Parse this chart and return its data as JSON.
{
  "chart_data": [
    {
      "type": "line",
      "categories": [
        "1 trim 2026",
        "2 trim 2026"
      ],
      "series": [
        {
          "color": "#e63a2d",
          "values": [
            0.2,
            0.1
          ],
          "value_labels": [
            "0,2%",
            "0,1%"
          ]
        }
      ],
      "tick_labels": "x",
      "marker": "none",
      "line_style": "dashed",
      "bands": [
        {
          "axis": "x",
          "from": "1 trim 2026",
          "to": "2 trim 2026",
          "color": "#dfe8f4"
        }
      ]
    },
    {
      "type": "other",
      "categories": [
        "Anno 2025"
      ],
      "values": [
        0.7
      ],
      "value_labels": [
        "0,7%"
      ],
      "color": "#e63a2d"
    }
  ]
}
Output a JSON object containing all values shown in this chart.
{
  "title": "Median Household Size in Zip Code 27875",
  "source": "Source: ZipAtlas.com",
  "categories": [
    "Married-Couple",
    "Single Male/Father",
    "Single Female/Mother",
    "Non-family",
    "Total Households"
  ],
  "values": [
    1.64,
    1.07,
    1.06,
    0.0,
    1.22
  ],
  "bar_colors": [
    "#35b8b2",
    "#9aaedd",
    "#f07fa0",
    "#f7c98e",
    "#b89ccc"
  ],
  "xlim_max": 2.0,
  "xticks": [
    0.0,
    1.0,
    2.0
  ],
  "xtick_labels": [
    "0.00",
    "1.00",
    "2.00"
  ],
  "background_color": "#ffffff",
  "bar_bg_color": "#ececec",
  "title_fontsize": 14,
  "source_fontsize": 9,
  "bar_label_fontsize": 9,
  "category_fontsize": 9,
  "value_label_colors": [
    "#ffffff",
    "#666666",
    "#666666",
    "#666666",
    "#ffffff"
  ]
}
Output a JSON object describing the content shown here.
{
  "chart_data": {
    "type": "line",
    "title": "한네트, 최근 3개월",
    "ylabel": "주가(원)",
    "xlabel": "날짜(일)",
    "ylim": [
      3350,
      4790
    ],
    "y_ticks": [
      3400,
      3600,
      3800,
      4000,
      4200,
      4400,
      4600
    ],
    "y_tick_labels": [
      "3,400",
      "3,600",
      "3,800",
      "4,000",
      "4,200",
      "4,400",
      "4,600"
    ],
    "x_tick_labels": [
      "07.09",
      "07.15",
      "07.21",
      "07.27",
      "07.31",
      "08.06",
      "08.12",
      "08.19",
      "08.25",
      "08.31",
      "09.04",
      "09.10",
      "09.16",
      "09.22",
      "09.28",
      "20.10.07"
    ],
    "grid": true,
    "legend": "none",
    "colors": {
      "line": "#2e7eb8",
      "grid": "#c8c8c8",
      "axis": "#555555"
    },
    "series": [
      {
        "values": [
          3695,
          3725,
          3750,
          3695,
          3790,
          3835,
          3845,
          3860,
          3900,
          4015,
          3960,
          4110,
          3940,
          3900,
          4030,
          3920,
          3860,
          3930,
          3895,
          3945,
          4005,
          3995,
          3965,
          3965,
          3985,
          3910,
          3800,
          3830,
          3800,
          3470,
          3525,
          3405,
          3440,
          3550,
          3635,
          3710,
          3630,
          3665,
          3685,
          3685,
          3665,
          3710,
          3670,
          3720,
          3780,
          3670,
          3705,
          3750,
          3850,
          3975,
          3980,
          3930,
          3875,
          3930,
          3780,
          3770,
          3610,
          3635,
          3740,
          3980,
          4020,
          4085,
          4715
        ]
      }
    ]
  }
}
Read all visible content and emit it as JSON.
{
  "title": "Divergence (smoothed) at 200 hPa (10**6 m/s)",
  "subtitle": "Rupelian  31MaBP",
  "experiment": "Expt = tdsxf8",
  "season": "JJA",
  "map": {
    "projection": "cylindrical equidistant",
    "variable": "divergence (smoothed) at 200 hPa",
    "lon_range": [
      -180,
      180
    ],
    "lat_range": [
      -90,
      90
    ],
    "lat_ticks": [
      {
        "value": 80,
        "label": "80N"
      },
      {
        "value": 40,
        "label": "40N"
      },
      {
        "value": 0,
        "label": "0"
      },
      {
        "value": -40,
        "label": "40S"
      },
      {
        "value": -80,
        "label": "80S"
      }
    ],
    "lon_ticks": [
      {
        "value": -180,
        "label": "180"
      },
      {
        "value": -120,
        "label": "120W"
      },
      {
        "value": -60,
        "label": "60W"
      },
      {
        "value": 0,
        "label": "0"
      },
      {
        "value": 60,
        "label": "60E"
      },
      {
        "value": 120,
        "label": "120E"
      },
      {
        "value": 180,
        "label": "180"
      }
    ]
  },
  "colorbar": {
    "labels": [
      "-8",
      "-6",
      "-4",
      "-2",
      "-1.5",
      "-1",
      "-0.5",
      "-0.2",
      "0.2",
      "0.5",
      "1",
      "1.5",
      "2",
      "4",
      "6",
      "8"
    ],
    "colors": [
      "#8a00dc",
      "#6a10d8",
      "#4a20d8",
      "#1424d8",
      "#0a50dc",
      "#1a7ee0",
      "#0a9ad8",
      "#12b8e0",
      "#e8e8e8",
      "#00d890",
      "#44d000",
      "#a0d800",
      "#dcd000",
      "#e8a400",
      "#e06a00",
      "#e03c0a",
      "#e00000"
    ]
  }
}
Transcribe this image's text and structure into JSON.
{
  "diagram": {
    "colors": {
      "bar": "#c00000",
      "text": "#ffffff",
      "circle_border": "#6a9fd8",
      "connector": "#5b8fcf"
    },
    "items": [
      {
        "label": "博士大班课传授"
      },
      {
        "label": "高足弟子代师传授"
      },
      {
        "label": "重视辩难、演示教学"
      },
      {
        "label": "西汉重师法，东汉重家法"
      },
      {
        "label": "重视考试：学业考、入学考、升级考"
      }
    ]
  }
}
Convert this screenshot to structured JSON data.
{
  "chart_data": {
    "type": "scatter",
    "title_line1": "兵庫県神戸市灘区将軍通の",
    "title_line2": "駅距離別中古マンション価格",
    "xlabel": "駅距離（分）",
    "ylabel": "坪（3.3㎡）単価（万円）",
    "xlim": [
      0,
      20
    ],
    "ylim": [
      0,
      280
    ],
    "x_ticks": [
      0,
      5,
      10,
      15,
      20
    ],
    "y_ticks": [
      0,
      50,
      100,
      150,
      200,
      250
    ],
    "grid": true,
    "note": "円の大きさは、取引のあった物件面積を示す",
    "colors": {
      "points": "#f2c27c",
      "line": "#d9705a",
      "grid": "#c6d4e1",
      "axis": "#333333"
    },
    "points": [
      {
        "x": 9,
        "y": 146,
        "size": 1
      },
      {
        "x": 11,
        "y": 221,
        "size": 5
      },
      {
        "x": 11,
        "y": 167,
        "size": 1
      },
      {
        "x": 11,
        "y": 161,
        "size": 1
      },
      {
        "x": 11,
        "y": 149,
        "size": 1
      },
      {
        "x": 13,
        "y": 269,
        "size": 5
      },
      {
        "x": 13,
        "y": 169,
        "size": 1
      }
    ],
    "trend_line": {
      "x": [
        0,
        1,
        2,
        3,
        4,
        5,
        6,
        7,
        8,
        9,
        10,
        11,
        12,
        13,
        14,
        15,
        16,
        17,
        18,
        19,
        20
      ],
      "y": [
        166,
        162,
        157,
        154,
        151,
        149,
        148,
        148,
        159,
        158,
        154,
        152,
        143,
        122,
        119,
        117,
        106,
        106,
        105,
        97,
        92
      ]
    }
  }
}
....
Copy each line from the data above that includes "text".

Transcribe this image's text and structure into JSON.
      "text": "#ffffff",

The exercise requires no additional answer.